Data entries:
***
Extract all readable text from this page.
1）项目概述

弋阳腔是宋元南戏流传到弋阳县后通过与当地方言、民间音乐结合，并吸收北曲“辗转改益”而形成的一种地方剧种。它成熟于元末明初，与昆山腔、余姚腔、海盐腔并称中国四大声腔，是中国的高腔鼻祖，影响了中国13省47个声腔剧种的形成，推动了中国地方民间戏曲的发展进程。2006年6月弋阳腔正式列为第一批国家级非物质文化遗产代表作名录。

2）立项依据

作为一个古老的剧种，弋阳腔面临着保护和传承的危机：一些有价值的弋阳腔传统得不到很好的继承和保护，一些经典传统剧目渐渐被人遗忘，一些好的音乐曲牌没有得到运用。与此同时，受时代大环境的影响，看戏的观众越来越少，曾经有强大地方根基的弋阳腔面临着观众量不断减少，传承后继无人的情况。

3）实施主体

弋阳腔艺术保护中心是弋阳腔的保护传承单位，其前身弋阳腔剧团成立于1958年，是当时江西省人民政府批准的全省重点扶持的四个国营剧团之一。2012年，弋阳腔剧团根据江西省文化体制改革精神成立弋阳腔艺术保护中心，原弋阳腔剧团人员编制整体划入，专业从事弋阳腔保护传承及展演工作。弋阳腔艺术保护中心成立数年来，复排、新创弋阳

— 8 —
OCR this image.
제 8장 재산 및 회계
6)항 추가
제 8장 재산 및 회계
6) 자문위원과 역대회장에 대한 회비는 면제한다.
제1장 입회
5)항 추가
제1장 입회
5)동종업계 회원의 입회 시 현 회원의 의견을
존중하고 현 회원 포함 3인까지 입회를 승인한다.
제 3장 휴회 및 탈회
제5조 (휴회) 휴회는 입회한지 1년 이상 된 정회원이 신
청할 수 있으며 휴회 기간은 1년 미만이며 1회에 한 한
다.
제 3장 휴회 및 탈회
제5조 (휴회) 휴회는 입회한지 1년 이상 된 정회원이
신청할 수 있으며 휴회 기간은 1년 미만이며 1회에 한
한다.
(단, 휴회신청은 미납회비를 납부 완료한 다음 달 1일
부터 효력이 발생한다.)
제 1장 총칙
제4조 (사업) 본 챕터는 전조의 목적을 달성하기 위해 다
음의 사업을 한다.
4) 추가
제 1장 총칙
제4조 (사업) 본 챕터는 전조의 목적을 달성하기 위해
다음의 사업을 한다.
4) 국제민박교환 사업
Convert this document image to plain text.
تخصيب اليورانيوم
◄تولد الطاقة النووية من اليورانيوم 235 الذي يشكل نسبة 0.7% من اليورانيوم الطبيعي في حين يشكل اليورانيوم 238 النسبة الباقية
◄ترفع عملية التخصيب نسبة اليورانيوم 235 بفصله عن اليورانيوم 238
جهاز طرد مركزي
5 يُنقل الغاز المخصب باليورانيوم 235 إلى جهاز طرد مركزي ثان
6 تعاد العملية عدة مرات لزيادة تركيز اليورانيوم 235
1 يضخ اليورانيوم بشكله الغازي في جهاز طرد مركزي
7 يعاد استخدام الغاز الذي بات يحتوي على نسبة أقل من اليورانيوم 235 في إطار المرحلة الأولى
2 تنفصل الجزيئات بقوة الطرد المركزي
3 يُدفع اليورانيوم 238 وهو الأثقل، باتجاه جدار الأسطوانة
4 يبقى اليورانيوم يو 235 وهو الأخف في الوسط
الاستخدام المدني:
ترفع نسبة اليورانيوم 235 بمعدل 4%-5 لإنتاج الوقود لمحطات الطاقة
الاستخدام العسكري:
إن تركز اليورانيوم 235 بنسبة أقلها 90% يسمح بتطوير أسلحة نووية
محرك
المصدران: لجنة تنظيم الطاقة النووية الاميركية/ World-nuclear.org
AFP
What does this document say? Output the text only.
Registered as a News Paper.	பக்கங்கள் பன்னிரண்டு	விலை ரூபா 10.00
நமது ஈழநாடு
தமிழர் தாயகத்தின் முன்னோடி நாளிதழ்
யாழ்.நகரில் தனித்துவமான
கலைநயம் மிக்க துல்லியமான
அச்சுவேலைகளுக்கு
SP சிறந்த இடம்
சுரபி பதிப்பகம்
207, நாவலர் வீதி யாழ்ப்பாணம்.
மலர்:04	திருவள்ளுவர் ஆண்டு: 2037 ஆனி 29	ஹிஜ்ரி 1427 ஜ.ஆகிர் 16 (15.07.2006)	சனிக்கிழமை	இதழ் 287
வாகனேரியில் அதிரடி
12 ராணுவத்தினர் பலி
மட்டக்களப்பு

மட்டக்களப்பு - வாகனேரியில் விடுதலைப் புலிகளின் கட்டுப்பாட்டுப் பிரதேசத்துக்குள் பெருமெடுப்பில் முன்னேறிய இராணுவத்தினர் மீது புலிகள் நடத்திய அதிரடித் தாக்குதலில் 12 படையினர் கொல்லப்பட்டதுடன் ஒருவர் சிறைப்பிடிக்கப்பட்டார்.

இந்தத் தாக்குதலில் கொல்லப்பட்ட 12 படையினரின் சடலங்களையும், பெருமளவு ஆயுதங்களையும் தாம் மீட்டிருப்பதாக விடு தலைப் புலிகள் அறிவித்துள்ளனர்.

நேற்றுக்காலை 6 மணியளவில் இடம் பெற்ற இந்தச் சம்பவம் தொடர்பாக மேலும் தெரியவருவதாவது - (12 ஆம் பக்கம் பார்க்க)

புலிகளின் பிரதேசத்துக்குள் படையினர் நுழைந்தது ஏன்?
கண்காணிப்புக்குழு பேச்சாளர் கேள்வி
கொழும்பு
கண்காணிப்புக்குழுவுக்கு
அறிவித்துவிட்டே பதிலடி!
***
__Problem to solve__: Select and copy every line of the listing with the word "جهاز".

__Task result__:
جهاز طرد مركزي
5 يُنقل الغاز المخصب باليورانيوم 235 إلى جهاز طرد مركزي ثان
1 يضخ اليورانيوم بشكله الغازي في جهاز طرد مركزي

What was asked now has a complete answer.